[Dataset records]
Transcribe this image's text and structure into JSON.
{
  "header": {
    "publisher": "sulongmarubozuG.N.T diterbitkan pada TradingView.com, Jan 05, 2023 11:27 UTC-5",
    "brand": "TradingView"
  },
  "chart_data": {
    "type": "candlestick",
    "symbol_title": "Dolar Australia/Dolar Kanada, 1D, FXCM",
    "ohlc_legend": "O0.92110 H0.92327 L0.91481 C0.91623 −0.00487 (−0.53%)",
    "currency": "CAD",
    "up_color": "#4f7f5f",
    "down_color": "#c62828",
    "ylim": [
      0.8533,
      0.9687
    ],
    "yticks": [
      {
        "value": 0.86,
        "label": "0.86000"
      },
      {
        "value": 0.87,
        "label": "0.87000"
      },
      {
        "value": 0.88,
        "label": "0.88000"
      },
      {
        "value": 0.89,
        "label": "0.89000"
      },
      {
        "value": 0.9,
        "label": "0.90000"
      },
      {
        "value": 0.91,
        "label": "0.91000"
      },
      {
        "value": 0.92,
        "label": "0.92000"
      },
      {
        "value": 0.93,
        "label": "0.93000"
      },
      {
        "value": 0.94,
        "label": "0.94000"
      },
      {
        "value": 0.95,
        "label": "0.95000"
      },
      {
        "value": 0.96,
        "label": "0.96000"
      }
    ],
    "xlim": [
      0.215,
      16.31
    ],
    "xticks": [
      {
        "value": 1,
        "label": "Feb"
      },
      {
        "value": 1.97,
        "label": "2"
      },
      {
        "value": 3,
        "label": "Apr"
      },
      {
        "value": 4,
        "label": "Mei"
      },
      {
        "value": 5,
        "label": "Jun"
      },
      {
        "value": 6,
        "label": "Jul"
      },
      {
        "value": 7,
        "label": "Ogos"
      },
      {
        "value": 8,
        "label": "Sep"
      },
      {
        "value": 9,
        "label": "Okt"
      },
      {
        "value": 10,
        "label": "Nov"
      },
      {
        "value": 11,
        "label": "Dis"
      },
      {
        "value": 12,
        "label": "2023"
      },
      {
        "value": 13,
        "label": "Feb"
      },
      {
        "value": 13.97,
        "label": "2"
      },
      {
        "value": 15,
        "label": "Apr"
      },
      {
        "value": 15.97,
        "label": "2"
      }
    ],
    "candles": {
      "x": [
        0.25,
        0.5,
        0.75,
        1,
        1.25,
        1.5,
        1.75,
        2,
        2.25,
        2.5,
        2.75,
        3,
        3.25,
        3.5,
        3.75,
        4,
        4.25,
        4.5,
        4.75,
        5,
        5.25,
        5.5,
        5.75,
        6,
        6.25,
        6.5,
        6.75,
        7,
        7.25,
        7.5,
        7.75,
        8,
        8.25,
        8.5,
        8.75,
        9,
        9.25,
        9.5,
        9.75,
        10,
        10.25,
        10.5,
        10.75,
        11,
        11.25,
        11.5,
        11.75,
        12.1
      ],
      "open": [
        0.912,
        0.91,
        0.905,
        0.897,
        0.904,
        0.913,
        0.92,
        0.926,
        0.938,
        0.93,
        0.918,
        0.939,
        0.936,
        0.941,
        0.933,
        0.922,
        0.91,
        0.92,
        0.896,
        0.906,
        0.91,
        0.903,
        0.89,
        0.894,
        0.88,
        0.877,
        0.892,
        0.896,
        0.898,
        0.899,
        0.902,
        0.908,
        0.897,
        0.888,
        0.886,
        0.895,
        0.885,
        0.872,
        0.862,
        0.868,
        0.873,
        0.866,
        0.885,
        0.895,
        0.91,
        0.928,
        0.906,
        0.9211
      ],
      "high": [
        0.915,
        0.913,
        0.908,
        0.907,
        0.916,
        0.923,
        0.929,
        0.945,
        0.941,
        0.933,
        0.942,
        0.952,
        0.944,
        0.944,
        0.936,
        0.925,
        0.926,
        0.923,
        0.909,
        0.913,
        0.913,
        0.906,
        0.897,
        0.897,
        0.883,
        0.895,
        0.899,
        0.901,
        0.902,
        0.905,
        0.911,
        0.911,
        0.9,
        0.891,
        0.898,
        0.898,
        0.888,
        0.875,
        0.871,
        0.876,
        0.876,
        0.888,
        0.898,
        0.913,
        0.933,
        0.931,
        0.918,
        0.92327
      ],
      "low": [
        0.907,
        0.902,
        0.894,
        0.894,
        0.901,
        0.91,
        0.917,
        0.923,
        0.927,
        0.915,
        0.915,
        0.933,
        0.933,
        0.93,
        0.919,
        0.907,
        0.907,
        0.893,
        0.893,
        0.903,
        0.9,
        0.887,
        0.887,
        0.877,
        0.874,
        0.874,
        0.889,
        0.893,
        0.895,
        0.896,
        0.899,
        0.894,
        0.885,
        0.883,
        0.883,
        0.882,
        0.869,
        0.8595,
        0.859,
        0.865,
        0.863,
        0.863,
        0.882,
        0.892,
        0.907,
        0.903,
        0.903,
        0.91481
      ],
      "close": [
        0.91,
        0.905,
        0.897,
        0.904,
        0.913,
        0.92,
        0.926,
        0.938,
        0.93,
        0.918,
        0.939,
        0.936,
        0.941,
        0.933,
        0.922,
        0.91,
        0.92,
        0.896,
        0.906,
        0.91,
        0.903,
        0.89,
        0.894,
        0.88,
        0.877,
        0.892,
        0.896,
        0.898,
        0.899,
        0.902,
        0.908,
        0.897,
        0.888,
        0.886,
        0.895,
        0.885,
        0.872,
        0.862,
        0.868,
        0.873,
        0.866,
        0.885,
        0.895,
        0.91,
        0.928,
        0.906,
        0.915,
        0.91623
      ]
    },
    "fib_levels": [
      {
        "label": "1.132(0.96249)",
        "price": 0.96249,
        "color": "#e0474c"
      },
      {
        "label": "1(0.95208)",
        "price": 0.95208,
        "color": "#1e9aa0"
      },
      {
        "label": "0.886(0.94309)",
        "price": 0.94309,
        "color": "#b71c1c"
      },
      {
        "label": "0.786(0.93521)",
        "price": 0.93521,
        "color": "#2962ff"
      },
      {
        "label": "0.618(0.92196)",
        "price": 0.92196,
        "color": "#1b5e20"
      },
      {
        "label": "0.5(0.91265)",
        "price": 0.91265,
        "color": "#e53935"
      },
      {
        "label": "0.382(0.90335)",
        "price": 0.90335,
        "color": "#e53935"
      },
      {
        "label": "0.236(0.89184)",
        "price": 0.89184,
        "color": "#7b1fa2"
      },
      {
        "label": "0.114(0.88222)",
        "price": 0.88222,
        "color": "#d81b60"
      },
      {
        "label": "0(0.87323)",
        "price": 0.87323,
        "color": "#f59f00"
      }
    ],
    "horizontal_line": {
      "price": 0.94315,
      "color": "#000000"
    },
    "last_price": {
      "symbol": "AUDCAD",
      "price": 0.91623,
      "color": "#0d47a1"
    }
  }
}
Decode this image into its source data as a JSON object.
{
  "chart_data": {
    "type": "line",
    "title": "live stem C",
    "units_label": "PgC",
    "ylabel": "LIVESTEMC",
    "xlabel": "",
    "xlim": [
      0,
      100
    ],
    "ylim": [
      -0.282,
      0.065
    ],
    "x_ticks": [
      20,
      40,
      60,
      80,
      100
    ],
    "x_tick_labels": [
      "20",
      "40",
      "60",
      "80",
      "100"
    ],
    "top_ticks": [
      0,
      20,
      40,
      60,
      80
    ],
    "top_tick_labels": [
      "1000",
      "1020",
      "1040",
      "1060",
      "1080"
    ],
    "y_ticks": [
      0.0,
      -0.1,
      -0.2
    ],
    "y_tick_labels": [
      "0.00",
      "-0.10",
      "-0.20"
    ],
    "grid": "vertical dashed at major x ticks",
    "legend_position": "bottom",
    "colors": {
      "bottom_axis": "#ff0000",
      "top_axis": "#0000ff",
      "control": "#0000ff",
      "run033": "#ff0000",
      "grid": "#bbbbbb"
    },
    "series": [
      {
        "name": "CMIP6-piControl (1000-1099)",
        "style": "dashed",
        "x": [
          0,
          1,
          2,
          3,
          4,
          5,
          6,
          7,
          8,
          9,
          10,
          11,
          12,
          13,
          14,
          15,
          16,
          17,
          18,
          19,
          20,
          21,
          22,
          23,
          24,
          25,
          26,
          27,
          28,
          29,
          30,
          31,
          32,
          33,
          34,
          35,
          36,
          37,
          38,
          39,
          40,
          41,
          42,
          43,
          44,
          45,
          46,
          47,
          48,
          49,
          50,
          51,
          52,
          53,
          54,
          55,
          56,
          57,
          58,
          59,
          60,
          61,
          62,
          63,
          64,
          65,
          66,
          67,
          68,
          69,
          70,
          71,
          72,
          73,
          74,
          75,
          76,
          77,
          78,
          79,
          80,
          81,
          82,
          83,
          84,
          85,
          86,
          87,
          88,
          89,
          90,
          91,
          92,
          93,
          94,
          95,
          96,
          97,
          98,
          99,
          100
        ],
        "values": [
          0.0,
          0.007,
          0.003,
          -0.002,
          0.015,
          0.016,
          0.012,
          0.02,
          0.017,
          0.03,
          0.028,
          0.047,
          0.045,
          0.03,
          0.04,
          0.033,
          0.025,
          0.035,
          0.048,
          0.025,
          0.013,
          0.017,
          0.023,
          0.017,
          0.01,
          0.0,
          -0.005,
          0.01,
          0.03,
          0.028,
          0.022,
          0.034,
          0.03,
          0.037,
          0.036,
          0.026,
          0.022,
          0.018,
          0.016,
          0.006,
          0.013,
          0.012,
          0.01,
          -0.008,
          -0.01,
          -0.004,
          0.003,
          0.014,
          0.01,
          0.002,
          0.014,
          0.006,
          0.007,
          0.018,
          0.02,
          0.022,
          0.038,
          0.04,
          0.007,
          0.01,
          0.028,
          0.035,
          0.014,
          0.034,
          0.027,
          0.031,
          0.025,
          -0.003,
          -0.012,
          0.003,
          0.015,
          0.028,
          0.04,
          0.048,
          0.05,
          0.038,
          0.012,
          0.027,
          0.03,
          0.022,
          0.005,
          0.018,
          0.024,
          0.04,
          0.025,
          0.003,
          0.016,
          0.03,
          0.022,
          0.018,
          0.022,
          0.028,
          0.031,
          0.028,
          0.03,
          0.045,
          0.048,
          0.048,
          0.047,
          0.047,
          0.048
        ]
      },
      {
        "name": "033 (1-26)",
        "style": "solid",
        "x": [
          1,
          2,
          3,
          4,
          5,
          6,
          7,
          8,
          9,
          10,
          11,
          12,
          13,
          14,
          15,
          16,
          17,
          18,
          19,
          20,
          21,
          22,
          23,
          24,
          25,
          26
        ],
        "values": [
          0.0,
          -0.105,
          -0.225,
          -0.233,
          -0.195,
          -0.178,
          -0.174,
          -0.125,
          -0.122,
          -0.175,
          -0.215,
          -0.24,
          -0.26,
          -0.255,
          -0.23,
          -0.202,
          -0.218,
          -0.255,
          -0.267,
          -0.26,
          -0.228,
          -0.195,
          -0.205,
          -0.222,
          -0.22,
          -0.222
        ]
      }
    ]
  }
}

:: WORK TO COMPLETE ::
Filter the records above and return every line that holds the word "grid".

:: RESULT OF THE TASK ::
    "grid": "vertical dashed at major x ticks",
      "grid": "#bbbbbb"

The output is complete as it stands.